━━━━━ Record list
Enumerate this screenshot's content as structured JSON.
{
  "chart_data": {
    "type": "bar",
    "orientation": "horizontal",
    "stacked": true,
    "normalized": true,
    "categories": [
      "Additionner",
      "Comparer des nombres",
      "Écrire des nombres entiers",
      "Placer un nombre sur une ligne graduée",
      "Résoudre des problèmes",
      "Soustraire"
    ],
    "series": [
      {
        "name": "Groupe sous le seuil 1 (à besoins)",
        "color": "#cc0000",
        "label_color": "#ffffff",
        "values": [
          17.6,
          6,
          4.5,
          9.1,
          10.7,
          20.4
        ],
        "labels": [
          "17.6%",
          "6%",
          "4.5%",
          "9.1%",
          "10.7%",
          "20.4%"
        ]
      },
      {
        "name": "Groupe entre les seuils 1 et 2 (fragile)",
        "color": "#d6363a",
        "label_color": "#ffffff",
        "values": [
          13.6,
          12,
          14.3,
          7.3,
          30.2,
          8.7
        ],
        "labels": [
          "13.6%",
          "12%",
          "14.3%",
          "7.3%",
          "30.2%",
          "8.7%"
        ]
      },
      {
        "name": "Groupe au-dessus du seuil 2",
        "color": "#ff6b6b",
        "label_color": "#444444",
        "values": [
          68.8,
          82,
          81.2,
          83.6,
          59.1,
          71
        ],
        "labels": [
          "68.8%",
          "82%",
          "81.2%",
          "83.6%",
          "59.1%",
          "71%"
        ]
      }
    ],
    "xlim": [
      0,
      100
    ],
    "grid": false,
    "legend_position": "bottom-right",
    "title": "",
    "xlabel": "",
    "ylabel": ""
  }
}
━━━━━━━━━━
### Work to complete
Retype all of the material above with every character intact.

### Exercise solution
Enumerate this screenshot's content as structured JSON.
{
  "chart_data": {
    "type": "bar",
    "orientation": "horizontal",
    "stacked": true,
    "normalized": true,
    "categories": [
      "Additionner",
      "Comparer des nombres",
      "Écrire des nombres entiers",
      "Placer un nombre sur une ligne graduée",
      "Résoudre des problèmes",
      "Soustraire"
    ],
    "series": [
      {
        "name": "Groupe sous le seuil 1 (à besoins)",
        "color": "#cc0000",
        "label_color": "#ffffff",
        "values": [
          17.6,
          6,
          4.5,
          9.1,
          10.7,
          20.4
        ],
        "labels": [
          "17.6%",
          "6%",
          "4.5%",
          "9.1%",
          "10.7%",
          "20.4%"
        ]
      },
      {
        "name": "Groupe entre les seuils 1 et 2 (fragile)",
        "color": "#d6363a",
        "label_color": "#ffffff",
        "values": [
          13.6,
          12,
          14.3,
          7.3,
          30.2,
          8.7
        ],
        "labels": [
          "13.6%",
          "12%",
          "14.3%",
          "7.3%",
          "30.2%",
          "8.7%"
        ]
      },
      {
        "name": "Groupe au-dessus du seuil 2",
        "color": "#ff6b6b",
        "label_color": "#444444",
        "values": [
          68.8,
          82,
          81.2,
          83.6,
          59.1,
          71
        ],
        "labels": [
          "68.8%",
          "82%",
          "81.2%",
          "83.6%",
          "59.1%",
          "71%"
        ]
      }
    ],
    "xlim": [
      0,
      100
    ],
    "grid": false,
    "legend_position": "bottom-right",
    "title": "",
    "xlabel": "",
    "ylabel": ""
  }
}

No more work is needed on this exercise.